◆ **TASK**
Filter the records below and copy every line containing the word "進学先が確定している".

◆ **RECORDED DATA**
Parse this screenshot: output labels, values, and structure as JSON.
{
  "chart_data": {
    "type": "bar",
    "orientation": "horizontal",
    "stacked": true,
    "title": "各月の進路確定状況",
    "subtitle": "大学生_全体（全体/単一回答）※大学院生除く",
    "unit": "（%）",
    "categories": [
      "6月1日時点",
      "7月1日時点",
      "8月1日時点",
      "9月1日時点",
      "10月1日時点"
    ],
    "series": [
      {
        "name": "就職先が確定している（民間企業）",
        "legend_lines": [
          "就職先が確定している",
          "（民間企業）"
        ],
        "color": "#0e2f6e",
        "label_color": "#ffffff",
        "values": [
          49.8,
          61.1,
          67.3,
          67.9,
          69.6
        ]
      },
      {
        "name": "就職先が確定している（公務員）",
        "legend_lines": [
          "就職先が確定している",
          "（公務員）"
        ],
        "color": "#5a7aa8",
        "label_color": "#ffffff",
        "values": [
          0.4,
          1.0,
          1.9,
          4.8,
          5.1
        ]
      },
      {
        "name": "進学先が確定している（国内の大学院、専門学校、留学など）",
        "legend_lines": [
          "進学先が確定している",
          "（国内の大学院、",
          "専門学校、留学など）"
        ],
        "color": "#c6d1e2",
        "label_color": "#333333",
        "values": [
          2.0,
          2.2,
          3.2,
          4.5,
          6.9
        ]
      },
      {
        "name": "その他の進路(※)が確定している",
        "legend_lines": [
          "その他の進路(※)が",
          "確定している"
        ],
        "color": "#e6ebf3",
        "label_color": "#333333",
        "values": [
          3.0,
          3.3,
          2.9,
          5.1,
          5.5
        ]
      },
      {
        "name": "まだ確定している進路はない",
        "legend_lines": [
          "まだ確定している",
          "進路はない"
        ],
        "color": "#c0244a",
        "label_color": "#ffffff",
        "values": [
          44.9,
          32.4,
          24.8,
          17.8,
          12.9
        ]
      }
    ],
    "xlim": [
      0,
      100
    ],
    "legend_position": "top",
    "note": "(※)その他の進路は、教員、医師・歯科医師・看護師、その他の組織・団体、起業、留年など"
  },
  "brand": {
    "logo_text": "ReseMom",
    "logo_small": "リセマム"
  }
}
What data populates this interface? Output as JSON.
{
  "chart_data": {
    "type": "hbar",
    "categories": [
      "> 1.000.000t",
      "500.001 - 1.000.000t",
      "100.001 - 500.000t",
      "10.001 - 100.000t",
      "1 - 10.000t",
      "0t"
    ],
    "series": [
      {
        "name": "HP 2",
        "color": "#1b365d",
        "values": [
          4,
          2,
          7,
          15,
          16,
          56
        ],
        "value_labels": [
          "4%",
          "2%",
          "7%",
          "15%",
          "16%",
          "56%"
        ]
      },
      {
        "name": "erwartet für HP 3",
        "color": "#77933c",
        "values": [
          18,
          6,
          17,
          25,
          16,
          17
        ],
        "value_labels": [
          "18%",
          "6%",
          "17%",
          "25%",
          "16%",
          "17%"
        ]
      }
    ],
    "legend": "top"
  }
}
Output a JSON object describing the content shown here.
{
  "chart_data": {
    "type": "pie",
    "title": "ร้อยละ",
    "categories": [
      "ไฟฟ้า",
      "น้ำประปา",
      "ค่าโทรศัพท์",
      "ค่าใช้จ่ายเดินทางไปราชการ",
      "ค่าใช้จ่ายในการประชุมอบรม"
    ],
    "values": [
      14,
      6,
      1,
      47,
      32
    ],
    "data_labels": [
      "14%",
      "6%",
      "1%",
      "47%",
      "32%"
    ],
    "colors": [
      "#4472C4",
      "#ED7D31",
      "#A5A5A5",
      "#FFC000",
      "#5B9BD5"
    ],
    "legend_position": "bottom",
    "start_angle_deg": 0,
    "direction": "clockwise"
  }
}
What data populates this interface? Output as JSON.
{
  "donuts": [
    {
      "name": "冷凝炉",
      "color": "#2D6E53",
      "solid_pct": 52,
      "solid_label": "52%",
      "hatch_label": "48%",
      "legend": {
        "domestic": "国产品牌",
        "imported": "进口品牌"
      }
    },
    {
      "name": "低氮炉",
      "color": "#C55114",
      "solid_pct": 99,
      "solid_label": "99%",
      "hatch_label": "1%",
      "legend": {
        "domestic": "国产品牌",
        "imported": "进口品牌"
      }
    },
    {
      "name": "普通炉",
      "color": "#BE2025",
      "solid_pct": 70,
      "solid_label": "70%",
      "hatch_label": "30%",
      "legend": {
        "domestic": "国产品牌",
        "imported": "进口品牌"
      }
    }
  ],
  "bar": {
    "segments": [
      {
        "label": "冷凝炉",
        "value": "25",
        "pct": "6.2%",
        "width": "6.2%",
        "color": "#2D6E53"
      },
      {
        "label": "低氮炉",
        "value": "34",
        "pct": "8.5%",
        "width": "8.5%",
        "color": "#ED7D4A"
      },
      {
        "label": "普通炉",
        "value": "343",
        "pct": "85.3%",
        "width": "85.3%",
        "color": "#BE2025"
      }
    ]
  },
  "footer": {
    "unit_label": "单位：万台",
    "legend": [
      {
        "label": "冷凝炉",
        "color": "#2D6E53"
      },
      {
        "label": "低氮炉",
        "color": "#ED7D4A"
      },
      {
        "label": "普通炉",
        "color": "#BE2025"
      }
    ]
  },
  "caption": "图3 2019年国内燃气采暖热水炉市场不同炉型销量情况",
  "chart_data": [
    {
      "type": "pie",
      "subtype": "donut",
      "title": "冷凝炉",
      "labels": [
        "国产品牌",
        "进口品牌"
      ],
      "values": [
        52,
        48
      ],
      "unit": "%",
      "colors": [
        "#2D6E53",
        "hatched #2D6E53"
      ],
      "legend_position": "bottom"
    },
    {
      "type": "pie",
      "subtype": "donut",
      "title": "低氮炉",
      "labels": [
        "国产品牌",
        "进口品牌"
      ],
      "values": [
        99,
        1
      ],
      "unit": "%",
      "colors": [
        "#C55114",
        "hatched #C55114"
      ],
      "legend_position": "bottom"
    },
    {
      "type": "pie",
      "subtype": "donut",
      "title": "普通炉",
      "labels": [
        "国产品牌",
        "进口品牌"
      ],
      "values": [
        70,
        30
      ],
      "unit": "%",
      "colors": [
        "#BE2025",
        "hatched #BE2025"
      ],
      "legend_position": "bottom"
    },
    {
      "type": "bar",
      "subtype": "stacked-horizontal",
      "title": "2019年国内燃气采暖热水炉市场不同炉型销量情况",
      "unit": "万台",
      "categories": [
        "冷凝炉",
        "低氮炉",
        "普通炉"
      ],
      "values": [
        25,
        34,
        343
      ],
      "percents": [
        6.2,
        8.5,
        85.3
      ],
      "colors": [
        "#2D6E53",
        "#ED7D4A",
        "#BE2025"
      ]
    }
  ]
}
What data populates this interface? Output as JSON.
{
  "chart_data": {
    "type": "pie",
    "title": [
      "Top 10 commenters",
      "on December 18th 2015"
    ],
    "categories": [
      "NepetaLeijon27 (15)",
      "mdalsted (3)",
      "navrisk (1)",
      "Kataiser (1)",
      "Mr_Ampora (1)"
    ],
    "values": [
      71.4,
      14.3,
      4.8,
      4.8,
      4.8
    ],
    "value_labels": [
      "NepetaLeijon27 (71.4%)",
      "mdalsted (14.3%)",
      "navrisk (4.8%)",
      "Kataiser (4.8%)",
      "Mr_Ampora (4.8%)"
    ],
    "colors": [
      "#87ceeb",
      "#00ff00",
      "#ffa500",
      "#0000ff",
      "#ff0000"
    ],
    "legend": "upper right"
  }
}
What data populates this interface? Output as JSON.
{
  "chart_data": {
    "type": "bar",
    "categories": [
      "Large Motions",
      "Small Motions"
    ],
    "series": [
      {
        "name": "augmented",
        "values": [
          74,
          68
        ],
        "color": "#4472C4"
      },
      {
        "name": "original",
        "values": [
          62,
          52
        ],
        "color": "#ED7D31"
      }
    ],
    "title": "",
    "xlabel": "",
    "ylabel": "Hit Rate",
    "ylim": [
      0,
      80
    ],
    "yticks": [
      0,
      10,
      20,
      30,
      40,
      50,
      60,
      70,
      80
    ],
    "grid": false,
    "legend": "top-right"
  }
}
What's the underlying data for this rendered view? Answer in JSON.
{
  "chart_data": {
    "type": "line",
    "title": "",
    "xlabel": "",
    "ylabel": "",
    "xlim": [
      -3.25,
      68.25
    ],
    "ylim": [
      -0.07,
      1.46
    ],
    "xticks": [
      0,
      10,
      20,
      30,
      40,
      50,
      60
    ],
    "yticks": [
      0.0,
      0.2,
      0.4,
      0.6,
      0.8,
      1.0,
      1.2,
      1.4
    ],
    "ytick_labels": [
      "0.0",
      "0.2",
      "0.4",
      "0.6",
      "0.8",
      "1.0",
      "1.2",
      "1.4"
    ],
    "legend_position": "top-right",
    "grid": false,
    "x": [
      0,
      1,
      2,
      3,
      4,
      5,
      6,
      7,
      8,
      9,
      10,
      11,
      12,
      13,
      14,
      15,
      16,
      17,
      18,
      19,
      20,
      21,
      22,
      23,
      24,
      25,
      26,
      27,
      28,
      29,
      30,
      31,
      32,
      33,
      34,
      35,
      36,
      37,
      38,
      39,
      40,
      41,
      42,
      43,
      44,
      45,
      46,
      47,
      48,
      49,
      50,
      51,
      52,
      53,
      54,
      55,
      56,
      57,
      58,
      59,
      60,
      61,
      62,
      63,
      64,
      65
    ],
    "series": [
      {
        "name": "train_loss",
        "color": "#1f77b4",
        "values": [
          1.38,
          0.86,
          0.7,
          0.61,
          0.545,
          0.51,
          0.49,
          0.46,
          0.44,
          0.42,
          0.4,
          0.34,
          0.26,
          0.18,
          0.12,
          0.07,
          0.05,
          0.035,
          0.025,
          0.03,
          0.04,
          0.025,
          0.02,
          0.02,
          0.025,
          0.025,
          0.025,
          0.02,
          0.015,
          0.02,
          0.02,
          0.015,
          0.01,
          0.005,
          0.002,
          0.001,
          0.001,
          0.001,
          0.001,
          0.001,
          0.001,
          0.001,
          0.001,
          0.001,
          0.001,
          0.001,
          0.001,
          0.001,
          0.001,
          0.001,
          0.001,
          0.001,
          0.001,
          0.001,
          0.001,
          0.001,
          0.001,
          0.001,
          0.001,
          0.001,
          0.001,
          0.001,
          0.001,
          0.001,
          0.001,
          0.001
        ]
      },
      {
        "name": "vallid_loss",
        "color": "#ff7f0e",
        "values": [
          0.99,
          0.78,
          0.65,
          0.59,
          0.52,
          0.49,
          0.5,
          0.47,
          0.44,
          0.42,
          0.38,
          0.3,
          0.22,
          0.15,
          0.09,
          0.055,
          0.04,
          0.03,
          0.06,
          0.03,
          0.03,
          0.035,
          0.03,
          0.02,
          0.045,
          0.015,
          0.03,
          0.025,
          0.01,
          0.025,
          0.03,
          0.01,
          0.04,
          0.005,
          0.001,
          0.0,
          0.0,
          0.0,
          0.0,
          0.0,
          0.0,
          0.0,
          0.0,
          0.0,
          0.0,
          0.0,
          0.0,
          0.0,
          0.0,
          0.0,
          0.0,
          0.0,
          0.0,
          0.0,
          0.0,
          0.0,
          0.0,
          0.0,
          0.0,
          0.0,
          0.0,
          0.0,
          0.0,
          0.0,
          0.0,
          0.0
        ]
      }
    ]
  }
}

◆ **SOLVED EXERCISE**
        "name": "進学先が確定している（国内の大学院、専門学校、留学など）",
          "進学先が確定している",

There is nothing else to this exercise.